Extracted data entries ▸
•••
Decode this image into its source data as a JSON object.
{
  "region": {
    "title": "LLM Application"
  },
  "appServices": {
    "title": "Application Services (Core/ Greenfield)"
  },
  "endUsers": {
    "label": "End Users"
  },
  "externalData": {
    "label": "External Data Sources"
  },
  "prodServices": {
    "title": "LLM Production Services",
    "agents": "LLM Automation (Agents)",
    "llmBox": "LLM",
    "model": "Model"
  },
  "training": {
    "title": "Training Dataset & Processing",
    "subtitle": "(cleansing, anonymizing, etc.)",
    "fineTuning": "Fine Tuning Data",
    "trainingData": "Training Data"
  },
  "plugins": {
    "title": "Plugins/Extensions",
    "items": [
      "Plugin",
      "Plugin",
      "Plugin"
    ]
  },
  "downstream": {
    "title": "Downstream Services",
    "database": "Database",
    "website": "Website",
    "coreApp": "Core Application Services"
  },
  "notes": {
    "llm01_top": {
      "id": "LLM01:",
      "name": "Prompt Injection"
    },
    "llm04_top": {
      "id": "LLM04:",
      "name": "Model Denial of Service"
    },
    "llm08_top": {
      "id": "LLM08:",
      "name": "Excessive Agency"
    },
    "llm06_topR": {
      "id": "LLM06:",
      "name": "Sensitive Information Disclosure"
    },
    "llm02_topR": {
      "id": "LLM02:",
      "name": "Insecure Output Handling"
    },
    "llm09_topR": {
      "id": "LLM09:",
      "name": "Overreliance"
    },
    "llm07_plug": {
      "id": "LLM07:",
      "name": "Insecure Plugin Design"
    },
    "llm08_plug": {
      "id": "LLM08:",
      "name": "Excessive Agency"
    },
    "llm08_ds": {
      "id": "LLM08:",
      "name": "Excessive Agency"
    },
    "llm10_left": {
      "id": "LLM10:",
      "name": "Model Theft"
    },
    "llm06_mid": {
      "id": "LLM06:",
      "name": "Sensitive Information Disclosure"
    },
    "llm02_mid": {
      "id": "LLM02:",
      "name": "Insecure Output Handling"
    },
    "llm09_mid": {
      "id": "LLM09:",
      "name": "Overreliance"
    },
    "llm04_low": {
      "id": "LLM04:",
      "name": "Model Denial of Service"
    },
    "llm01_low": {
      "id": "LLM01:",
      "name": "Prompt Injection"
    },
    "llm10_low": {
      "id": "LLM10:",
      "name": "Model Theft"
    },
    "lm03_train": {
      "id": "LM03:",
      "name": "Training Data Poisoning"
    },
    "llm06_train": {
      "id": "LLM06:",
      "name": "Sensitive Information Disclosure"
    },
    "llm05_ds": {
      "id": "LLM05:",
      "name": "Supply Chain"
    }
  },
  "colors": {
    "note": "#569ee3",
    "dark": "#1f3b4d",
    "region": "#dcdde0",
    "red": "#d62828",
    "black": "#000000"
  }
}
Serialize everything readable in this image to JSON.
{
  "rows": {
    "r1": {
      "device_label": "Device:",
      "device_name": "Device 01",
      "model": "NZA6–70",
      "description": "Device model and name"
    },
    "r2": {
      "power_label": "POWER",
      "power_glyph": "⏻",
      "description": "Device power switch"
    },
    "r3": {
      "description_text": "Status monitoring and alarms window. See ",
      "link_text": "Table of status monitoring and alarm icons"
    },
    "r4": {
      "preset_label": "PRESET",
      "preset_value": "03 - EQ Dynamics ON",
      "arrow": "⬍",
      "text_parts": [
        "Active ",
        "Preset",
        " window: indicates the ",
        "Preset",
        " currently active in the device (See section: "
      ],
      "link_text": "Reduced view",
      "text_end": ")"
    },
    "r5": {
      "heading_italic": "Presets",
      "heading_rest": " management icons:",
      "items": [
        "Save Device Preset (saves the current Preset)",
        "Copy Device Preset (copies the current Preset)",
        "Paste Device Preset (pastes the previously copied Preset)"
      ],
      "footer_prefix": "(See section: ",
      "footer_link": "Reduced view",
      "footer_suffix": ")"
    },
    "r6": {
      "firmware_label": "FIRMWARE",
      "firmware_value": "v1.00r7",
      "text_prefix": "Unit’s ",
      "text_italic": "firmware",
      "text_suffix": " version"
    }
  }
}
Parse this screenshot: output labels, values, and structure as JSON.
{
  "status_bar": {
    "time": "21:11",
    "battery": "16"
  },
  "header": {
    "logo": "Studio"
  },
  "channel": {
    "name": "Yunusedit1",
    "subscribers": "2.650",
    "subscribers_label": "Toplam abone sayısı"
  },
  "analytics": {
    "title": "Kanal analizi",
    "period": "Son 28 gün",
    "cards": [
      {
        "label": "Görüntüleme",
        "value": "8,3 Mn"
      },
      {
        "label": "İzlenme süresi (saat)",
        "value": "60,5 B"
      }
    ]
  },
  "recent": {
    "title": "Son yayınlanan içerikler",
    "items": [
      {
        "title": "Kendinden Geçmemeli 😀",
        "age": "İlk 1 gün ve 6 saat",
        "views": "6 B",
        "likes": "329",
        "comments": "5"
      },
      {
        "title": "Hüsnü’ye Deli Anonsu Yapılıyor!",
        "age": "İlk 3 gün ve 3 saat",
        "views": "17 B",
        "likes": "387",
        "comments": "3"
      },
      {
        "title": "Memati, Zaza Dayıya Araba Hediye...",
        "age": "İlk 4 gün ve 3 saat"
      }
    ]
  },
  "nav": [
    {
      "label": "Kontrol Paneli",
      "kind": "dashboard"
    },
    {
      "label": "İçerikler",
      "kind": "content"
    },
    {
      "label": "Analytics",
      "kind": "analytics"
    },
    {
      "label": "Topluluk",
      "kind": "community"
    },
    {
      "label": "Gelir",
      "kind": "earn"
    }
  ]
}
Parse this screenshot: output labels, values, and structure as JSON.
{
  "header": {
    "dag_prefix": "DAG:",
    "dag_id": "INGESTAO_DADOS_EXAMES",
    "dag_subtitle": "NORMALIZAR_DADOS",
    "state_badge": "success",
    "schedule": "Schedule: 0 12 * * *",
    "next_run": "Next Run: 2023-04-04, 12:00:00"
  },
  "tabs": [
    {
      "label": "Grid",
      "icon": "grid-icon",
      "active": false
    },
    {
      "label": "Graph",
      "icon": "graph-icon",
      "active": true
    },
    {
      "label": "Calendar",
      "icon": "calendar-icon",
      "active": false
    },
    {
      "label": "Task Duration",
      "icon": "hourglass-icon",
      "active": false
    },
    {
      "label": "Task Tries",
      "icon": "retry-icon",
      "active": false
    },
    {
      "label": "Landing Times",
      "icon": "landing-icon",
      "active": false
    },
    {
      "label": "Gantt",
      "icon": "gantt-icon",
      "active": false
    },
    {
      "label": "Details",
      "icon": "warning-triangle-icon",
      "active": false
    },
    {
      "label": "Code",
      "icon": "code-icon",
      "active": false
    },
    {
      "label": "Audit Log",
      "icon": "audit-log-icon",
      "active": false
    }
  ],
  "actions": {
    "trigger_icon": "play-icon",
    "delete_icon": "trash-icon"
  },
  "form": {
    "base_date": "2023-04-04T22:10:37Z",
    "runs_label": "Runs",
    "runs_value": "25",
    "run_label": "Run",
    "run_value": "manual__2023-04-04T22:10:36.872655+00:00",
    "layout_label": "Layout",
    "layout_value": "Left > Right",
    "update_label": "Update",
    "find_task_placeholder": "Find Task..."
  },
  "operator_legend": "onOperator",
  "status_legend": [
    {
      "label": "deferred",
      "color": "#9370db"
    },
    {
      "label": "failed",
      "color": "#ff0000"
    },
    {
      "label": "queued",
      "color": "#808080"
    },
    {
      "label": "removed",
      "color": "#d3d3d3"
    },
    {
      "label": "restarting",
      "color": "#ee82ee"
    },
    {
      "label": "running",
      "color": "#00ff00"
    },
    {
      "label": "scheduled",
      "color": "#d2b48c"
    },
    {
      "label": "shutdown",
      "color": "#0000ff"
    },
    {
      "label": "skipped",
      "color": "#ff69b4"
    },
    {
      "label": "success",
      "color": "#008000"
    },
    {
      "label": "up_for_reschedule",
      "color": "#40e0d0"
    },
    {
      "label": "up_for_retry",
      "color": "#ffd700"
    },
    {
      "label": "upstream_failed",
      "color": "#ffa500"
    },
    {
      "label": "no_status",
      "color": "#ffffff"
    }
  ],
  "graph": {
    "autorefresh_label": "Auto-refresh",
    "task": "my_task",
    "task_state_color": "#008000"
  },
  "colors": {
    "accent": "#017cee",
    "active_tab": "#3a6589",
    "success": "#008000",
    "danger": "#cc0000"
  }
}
•••
Goal of the exercise ▸
Pull out all lines containing "success".

Completed task ▸
    "state_badge": "success",
      "label": "success",
    "success": "#008000",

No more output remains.